_Exercise aim_:
Extract each line containing the string "damit".

Dataset records:
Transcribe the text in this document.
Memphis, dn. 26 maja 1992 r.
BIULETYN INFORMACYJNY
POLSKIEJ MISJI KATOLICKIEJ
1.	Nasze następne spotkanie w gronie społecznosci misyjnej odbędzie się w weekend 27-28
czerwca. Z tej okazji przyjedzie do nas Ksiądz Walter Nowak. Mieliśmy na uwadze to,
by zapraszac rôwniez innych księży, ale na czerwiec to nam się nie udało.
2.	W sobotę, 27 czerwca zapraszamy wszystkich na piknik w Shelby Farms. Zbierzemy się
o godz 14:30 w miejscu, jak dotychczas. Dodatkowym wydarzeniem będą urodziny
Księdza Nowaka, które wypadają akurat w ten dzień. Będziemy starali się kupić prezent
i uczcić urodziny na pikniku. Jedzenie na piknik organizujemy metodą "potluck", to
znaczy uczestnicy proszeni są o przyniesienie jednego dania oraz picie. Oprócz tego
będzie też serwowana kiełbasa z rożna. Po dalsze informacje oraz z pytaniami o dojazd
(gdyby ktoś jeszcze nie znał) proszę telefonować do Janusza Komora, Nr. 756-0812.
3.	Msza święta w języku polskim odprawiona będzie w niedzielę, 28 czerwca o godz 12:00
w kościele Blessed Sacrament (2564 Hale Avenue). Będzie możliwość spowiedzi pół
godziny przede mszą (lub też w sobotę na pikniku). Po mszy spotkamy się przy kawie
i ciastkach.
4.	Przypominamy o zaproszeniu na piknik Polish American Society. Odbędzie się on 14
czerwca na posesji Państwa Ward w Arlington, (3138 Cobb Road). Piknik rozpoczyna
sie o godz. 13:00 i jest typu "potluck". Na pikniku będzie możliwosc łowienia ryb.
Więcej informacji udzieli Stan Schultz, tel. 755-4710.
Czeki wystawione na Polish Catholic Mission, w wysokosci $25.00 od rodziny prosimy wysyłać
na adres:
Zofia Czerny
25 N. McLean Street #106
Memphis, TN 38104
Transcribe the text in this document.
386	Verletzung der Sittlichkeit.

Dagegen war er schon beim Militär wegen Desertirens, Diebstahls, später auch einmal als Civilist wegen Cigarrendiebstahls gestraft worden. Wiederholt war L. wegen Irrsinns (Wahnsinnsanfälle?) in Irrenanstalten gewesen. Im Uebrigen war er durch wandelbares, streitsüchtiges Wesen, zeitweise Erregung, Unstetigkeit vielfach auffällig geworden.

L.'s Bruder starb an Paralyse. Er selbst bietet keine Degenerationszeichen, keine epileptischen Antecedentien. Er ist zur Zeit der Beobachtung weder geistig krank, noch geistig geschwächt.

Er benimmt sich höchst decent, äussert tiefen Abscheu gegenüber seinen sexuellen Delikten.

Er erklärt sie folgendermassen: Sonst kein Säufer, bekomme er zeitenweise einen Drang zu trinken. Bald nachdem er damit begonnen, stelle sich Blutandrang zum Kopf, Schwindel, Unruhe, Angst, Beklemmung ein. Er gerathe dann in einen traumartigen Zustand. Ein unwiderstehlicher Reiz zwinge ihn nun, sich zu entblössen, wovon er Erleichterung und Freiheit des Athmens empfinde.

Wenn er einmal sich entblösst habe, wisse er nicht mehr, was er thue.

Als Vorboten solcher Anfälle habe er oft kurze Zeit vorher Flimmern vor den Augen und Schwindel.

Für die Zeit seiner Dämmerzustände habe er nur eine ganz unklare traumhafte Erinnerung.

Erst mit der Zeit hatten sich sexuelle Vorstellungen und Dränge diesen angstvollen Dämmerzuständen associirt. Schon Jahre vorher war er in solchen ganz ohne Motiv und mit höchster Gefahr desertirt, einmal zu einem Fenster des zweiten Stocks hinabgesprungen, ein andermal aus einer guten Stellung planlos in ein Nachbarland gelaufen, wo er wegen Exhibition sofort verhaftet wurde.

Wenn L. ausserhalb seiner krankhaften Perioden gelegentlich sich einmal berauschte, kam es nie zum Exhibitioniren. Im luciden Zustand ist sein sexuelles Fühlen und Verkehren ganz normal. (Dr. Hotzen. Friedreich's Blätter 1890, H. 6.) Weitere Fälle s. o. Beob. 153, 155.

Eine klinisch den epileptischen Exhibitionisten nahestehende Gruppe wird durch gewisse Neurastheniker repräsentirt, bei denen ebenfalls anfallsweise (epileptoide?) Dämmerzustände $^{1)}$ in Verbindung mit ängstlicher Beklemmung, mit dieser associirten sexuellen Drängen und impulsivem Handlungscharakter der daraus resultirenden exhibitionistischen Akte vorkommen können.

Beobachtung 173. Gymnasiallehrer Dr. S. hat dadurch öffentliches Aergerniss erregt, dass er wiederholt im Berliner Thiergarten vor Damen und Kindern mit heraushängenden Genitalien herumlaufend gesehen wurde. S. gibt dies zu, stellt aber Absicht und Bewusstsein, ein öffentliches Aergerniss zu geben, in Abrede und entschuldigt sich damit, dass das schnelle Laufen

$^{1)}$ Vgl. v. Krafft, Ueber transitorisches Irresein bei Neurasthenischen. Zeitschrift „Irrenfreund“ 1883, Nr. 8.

_Full solution_:
Er erklärt sie folgendermassen: Sonst kein Säufer, bekomme er zeitenweise einen Drang zu trinken. Bald nachdem er damit begonnen, stelle sich Blutandrang zum Kopf, Schwindel, Unruhe, Angst, Beklemmung ein. Er gerathe dann in einen traumartigen Zustand. Ein unwiderstehlicher Reiz zwinge ihn nun, sich zu entblössen, wovon er Erleichterung und Freiheit des Athmens empfinde.
Beobachtung 173. Gymnasiallehrer Dr. S. hat dadurch öffentliches Aergerniss erregt, dass er wiederholt im Berliner Thiergarten vor Damen und Kindern mit heraushängenden Genitalien herumlaufend gesehen wurde. S. gibt dies zu, stellt aber Absicht und Bewusstsein, ein öffentliches Aergerniss zu geben, in Abrede und entschuldigt sich damit, dass das schnelle Laufen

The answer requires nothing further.